[Figure record listings]
** START **
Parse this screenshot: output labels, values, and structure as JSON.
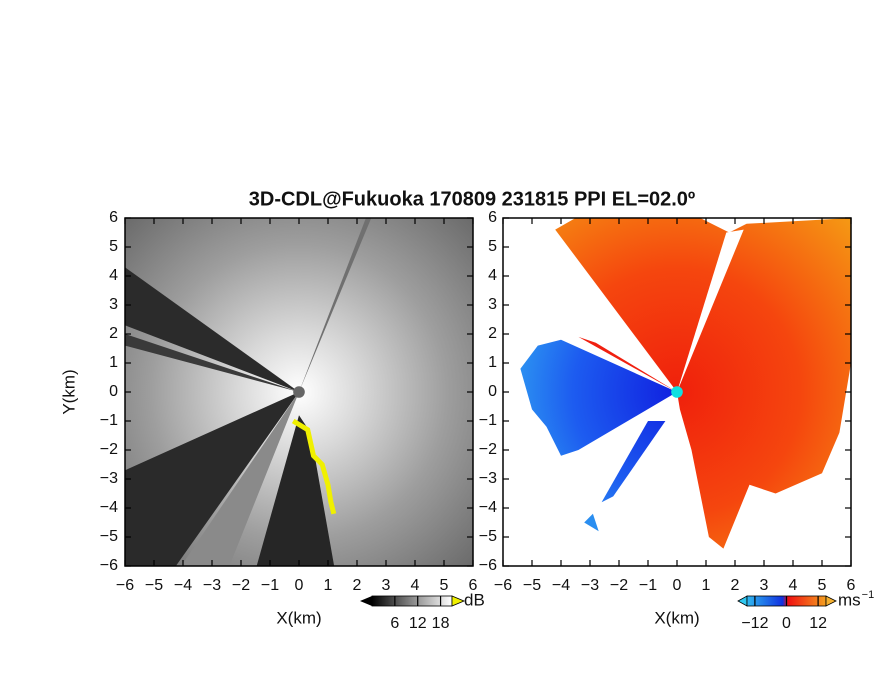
{
  "title": "3D-CDL@Fukuoka 170809 231815 PPI EL=02.0º",
  "chart_data": [
    {
      "type": "heatmap",
      "xlabel": "X(km)",
      "ylabel": "Y(km)",
      "xlim": [
        -6,
        6
      ],
      "ylim": [
        -6,
        6
      ],
      "xticks": [
        {
          "value": -6,
          "label": "−6"
        },
        {
          "value": -5,
          "label": "−5"
        },
        {
          "value": -4,
          "label": "−4"
        },
        {
          "value": -3,
          "label": "−3"
        },
        {
          "value": -2,
          "label": "−2"
        },
        {
          "value": -1,
          "label": "−1"
        },
        0,
        1,
        2,
        3,
        4,
        5,
        6
      ],
      "yticks": [
        {
          "value": -6,
          "label": "−6"
        },
        {
          "value": -5,
          "label": "−5"
        },
        {
          "value": -4,
          "label": "−4"
        },
        {
          "value": -3,
          "label": "−3"
        },
        {
          "value": -2,
          "label": "−2"
        },
        {
          "value": -1,
          "label": "−1"
        },
        0,
        1,
        2,
        3,
        4,
        5,
        6
      ],
      "colorbar": {
        "label": "dB",
        "clim": [
          0,
          21
        ],
        "ticks": [
          6,
          12,
          18
        ]
      }
    },
    {
      "type": "heatmap",
      "xlabel": "X(km)",
      "xlim": [
        -6,
        6
      ],
      "ylim": [
        -6,
        6
      ],
      "xticks": [
        {
          "value": -6,
          "label": "−6"
        },
        {
          "value": -5,
          "label": "−5"
        },
        {
          "value": -4,
          "label": "−4"
        },
        {
          "value": -3,
          "label": "−3"
        },
        {
          "value": -2,
          "label": "−2"
        },
        {
          "value": -1,
          "label": "−1"
        },
        0,
        1,
        2,
        3,
        4,
        5,
        6
      ],
      "yticks": [
        {
          "value": -6,
          "label": "−6"
        },
        {
          "value": -5,
          "label": "−5"
        },
        {
          "value": -4,
          "label": "−4"
        },
        {
          "value": -3,
          "label": "−3"
        },
        {
          "value": -2,
          "label": "−2"
        },
        {
          "value": -1,
          "label": "−1"
        },
        0,
        1,
        2,
        3,
        4,
        5,
        6
      ],
      "colorbar": {
        "label": "ms",
        "label_exponent": "−1",
        "clim": [
          -15,
          15
        ],
        "ticks": [
          {
            "value": -12,
            "label": "−12"
          },
          0,
          12
        ]
      }
    }
  ]
}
** END **
• WHAT TO WORK ON
Print every entry above again without changing a word, and omit the pictures.

• TASK RESPONSE
Parse this screenshot: output labels, values, and structure as JSON.
{
  "title": "3D-CDL@Fukuoka 170809 231815 PPI EL=02.0º",
  "chart_data": [
    {
      "type": "heatmap",
      "xlabel": "X(km)",
      "ylabel": "Y(km)",
      "xlim": [
        -6,
        6
      ],
      "ylim": [
        -6,
        6
      ],
      "xticks": [
        {
          "value": -6,
          "label": "−6"
        },
        {
          "value": -5,
          "label": "−5"
        },
        {
          "value": -4,
          "label": "−4"
        },
        {
          "value": -3,
          "label": "−3"
        },
        {
          "value": -2,
          "label": "−2"
        },
        {
          "value": -1,
          "label": "−1"
        },
        0,
        1,
        2,
        3,
        4,
        5,
        6
      ],
      "yticks": [
        {
          "value": -6,
          "label": "−6"
        },
        {
          "value": -5,
          "label": "−5"
        },
        {
          "value": -4,
          "label": "−4"
        },
        {
          "value": -3,
          "label": "−3"
        },
        {
          "value": -2,
          "label": "−2"
        },
        {
          "value": -1,
          "label": "−1"
        },
        0,
        1,
        2,
        3,
        4,
        5,
        6
      ],
      "colorbar": {
        "label": "dB",
        "clim": [
          0,
          21
        ],
        "ticks": [
          6,
          12,
          18
        ]
      }
    },
    {
      "type": "heatmap",
      "xlabel": "X(km)",
      "xlim": [
        -6,
        6
      ],
      "ylim": [
        -6,
        6
      ],
      "xticks": [
        {
          "value": -6,
          "label": "−6"
        },
        {
          "value": -5,
          "label": "−5"
        },
        {
          "value": -4,
          "label": "−4"
        },
        {
          "value": -3,
          "label": "−3"
        },
        {
          "value": -2,
          "label": "−2"
        },
        {
          "value": -1,
          "label": "−1"
        },
        0,
        1,
        2,
        3,
        4,
        5,
        6
      ],
      "yticks": [
        {
          "value": -6,
          "label": "−6"
        },
        {
          "value": -5,
          "label": "−5"
        },
        {
          "value": -4,
          "label": "−4"
        },
        {
          "value": -3,
          "label": "−3"
        },
        {
          "value": -2,
          "label": "−2"
        },
        {
          "value": -1,
          "label": "−1"
        },
        0,
        1,
        2,
        3,
        4,
        5,
        6
      ],
      "colorbar": {
        "label": "ms",
        "label_exponent": "−1",
        "clim": [
          -15,
          15
        ],
        "ticks": [
          {
            "value": -12,
            "label": "−12"
          },
          0,
          12
        ]
      }
    }
  ]
}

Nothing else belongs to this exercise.